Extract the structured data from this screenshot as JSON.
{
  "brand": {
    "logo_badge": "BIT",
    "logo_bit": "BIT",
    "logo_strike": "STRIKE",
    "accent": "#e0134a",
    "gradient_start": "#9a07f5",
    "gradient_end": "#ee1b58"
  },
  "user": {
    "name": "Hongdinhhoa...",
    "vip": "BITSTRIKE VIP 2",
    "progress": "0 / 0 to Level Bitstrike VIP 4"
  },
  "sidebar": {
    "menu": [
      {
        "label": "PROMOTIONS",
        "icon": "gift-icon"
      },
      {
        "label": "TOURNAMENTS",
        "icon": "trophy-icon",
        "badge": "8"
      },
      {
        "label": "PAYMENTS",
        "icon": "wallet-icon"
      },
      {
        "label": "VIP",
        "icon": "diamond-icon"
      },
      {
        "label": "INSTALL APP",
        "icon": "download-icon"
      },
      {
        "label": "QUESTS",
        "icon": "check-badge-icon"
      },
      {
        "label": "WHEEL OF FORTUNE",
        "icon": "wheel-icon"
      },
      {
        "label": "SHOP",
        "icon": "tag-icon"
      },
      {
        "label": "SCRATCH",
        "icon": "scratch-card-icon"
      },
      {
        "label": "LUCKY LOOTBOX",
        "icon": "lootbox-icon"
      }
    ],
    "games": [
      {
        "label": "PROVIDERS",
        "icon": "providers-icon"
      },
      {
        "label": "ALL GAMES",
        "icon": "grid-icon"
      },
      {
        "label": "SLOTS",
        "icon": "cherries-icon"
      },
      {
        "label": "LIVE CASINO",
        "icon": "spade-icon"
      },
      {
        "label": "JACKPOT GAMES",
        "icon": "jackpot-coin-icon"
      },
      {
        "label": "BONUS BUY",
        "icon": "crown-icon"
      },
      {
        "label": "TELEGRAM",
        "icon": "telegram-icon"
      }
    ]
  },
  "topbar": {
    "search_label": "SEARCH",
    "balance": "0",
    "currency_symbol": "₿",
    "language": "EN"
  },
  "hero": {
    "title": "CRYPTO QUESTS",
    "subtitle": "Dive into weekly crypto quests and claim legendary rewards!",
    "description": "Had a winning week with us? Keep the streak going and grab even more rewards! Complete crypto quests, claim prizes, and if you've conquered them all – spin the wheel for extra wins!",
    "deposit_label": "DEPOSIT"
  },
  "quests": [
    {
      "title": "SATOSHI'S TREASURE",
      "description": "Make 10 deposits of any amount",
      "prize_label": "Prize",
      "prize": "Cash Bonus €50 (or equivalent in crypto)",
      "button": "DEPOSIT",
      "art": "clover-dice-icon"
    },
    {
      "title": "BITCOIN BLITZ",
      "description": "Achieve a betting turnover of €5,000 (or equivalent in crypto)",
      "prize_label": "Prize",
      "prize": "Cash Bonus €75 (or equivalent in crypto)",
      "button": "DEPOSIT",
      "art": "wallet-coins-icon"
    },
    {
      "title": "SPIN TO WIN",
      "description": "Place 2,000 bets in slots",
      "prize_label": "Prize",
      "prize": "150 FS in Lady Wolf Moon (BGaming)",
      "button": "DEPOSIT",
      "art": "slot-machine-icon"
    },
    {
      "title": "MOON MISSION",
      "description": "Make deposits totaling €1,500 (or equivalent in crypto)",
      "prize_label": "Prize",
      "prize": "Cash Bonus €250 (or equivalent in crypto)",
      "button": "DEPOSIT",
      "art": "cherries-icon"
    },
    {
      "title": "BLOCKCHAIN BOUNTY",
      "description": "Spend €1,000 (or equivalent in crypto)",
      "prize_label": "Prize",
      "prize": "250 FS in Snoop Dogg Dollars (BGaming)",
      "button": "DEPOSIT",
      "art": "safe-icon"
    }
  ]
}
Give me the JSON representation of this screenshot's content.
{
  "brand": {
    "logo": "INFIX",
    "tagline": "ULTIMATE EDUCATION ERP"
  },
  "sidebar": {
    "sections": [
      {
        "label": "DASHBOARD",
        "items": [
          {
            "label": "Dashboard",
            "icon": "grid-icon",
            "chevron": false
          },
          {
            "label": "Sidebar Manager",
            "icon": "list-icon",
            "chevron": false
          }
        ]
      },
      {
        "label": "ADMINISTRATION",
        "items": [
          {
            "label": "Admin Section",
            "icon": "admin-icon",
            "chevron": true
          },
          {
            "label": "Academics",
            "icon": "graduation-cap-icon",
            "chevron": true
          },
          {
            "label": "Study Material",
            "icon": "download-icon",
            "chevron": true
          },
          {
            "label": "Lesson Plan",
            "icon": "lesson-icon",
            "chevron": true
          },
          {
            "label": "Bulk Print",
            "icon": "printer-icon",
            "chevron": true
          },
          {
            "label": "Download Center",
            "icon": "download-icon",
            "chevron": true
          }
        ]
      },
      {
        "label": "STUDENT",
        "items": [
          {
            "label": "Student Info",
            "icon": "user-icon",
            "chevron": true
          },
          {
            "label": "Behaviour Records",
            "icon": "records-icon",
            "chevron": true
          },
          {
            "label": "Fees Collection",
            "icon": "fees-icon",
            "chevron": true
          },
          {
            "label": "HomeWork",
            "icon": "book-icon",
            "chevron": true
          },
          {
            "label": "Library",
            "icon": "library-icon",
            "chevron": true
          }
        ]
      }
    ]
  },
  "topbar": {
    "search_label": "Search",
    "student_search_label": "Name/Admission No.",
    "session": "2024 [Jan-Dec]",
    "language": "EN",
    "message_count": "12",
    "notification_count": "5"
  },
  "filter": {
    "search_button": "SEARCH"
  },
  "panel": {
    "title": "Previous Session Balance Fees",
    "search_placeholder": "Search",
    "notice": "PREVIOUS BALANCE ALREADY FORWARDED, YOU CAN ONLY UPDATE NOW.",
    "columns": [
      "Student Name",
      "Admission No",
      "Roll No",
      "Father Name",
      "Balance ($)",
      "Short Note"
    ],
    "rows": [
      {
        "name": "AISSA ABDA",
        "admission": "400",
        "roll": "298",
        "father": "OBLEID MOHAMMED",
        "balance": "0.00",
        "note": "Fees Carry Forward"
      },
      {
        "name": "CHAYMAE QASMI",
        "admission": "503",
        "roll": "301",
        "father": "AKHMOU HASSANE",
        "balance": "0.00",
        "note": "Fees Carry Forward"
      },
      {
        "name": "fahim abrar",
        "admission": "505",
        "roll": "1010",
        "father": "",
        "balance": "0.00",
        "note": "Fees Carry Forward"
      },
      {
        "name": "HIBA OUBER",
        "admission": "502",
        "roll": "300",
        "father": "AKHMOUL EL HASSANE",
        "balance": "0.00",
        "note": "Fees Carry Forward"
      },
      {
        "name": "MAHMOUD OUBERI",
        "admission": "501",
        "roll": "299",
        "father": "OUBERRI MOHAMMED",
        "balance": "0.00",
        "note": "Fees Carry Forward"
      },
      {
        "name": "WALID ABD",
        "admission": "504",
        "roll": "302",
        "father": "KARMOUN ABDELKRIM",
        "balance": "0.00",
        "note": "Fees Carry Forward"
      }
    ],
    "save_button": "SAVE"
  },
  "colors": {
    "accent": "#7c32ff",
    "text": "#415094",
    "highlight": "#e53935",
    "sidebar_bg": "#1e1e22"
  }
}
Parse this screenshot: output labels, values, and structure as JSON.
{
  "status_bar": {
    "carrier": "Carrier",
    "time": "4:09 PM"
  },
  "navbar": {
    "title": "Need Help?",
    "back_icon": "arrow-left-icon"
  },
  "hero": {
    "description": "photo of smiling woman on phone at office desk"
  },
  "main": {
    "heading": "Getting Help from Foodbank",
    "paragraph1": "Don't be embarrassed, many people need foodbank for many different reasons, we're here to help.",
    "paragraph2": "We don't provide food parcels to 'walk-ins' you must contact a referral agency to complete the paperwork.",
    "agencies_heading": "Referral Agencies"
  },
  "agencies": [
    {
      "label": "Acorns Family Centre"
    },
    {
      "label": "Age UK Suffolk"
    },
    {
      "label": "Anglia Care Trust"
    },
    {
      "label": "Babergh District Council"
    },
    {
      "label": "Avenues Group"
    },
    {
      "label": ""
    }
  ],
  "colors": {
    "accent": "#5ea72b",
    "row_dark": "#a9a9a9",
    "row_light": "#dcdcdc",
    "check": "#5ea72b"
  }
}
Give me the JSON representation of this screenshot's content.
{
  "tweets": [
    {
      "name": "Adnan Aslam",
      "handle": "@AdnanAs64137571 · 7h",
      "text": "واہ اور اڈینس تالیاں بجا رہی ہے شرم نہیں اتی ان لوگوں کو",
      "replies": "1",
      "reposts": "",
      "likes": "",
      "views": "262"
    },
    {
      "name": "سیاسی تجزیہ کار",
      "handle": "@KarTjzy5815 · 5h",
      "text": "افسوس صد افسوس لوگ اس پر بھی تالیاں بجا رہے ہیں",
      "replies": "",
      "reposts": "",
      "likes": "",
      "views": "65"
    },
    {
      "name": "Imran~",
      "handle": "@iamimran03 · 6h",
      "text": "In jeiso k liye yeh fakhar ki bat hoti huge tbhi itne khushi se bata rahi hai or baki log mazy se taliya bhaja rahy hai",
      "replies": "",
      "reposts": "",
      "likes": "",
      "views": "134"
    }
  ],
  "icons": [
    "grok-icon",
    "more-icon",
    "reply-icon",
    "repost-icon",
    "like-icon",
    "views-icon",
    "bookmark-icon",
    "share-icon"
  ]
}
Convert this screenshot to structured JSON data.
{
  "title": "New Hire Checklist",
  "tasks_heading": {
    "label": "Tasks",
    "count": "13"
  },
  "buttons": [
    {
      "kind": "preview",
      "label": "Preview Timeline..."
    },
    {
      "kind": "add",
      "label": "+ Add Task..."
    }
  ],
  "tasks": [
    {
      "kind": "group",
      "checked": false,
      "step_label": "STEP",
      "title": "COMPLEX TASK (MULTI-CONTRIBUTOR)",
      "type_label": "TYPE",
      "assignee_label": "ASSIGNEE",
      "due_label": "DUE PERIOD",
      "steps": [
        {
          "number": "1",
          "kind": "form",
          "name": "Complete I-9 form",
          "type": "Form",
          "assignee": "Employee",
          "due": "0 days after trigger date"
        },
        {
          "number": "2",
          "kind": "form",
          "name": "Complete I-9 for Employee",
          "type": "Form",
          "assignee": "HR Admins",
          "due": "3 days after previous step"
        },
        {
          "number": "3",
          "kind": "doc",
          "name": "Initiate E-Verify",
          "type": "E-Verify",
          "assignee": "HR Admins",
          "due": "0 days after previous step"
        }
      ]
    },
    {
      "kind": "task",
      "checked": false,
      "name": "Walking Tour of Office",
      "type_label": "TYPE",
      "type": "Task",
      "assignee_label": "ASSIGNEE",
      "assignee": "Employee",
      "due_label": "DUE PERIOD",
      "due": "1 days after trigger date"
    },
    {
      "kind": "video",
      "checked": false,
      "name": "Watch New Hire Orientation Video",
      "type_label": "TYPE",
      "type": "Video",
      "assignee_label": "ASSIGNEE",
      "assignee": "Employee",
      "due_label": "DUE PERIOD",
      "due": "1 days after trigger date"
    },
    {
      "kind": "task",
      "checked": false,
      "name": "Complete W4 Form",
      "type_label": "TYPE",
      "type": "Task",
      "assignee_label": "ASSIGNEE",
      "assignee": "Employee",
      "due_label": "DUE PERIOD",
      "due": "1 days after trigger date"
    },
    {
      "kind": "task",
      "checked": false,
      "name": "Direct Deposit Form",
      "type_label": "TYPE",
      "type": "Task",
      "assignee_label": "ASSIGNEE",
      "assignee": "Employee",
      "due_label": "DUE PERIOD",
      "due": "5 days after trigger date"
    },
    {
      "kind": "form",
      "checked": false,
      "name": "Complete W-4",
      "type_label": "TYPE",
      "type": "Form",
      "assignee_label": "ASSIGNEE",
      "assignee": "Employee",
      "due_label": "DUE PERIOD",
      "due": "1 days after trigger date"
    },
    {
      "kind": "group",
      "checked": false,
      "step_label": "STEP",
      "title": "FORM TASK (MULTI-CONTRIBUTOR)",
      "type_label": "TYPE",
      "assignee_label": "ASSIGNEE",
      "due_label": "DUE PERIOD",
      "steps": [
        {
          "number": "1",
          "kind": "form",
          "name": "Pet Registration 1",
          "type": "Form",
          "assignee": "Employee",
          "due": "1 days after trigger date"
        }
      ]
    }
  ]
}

★ ★ ★ ★ ★

* **INSTRUCTIONS FOR THE TASK**
Scan the material line by line and report each one that contains "screenshot".

* **COMPLETED TASK**
Extract the structured data from this screenshot as JSON.
Give me the JSON representation of this screenshot's content.
Parse this screenshot: output labels, values, and structure as JSON.
Give me the JSON representation of this screenshot's content.
Convert this screenshot to structured JSON data.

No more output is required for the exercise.